*Problem statement*
Reproduce the complete listing without any deviation.

*Data excerpts*
:::::

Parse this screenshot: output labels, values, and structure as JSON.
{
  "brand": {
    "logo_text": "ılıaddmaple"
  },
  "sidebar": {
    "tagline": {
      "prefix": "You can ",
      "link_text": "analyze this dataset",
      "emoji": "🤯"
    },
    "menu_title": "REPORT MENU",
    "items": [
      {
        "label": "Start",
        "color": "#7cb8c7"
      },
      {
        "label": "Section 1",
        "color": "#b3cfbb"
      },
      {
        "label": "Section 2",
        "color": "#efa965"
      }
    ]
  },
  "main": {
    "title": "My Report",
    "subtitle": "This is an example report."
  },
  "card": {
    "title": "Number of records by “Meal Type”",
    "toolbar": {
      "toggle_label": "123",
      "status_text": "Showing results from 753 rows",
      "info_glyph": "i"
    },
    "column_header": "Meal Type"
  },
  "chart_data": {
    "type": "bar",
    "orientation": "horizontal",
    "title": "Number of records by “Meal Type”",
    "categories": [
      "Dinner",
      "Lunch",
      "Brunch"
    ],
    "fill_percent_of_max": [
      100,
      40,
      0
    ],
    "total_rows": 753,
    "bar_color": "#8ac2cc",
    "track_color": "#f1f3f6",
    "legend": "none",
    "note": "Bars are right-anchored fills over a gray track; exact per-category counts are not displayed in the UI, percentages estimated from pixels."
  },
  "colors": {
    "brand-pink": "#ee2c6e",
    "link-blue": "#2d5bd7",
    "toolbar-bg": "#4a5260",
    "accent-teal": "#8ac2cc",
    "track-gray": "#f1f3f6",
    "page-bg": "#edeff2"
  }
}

:::::

*Answer to this task*
Parse this screenshot: output labels, values, and structure as JSON.
{
  "brand": {
    "logo_text": "ılıaddmaple"
  },
  "sidebar": {
    "tagline": {
      "prefix": "You can ",
      "link_text": "analyze this dataset",
      "emoji": "🤯"
    },
    "menu_title": "REPORT MENU",
    "items": [
      {
        "label": "Start",
        "color": "#7cb8c7"
      },
      {
        "label": "Section 1",
        "color": "#b3cfbb"
      },
      {
        "label": "Section 2",
        "color": "#efa965"
      }
    ]
  },
  "main": {
    "title": "My Report",
    "subtitle": "This is an example report."
  },
  "card": {
    "title": "Number of records by “Meal Type”",
    "toolbar": {
      "toggle_label": "123",
      "status_text": "Showing results from 753 rows",
      "info_glyph": "i"
    },
    "column_header": "Meal Type"
  },
  "chart_data": {
    "type": "bar",
    "orientation": "horizontal",
    "title": "Number of records by “Meal Type”",
    "categories": [
      "Dinner",
      "Lunch",
      "Brunch"
    ],
    "fill_percent_of_max": [
      100,
      40,
      0
    ],
    "total_rows": 753,
    "bar_color": "#8ac2cc",
    "track_color": "#f1f3f6",
    "legend": "none",
    "note": "Bars are right-anchored fills over a gray track; exact per-category counts are not displayed in the UI, percentages estimated from pixels."
  },
  "colors": {
    "brand-pink": "#ee2c6e",
    "link-blue": "#2d5bd7",
    "toolbar-bg": "#4a5260",
    "accent-teal": "#8ac2cc",
    "track-gray": "#f1f3f6",
    "page-bg": "#edeff2"
  }
}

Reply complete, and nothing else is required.